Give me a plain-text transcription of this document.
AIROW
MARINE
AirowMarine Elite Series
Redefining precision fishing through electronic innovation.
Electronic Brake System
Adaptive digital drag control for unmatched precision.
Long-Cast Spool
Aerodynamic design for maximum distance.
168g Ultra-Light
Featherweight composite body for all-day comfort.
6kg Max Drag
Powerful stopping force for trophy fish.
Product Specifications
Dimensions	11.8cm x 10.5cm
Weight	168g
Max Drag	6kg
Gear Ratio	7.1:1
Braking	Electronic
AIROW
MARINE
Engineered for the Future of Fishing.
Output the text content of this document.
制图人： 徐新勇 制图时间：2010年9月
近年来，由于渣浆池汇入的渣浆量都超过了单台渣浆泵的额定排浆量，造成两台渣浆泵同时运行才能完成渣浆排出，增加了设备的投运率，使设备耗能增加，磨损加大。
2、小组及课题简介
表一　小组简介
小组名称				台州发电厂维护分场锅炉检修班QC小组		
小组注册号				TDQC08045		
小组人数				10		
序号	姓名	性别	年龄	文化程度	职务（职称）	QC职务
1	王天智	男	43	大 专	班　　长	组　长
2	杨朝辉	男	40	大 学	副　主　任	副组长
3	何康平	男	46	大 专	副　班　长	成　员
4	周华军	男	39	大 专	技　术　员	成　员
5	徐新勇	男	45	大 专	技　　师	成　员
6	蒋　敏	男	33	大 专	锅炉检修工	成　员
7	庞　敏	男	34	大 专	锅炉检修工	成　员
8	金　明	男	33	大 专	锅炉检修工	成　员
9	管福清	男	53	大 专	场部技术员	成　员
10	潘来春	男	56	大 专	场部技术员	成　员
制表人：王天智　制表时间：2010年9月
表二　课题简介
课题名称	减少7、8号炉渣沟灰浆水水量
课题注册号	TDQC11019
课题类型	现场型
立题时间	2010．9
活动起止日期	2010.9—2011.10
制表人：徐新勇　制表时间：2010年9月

Aim of the task:
The records above should all be quoted exactly, please.

Response to this exercise:
Give me a plain-text transcription of this document.
AIROW
MARINE
AirowMarine Elite Series
Redefining precision fishing through electronic innovation.
Electronic Brake System
Adaptive digital drag control for unmatched precision.
Long-Cast Spool
Aerodynamic design for maximum distance.
168g Ultra-Light
Featherweight composite body for all-day comfort.
6kg Max Drag
Powerful stopping force for trophy fish.
Product Specifications
Dimensions	11.8cm x 10.5cm
Weight	168g
Max Drag	6kg
Gear Ratio	7.1:1
Braking	Electronic
AIROW
MARINE
Engineered for the Future of Fishing.
Output the text content of this document.
制图人： 徐新勇 制图时间：2010年9月
近年来，由于渣浆池汇入的渣浆量都超过了单台渣浆泵的额定排浆量，造成两台渣浆泵同时运行才能完成渣浆排出，增加了设备的投运率，使设备耗能增加，磨损加大。
2、小组及课题简介
表一　小组简介
小组名称				台州发电厂维护分场锅炉检修班QC小组		
小组注册号				TDQC08045		
小组人数				10		
序号	姓名	性别	年龄	文化程度	职务（职称）	QC职务
1	王天智	男	43	大 专	班　　长	组　长
2	杨朝辉	男	40	大 学	副　主　任	副组长
3	何康平	男	46	大 专	副　班　长	成　员
4	周华军	男	39	大 专	技　术　员	成　员
5	徐新勇	男	45	大 专	技　　师	成　员
6	蒋　敏	男	33	大 专	锅炉检修工	成　员
7	庞　敏	男	34	大 专	锅炉检修工	成　员
8	金　明	男	33	大 专	锅炉检修工	成　员
9	管福清	男	53	大 专	场部技术员	成　员
10	潘来春	男	56	大 专	场部技术员	成　员
制表人：王天智　制表时间：2010年9月
表二　课题简介
课题名称	减少7、8号炉渣沟灰浆水水量
课题注册号	TDQC11019
课题类型	现场型
立题时间	2010．9
活动起止日期	2010.9—2011.10
制表人：徐新勇　制表时间：2010年9月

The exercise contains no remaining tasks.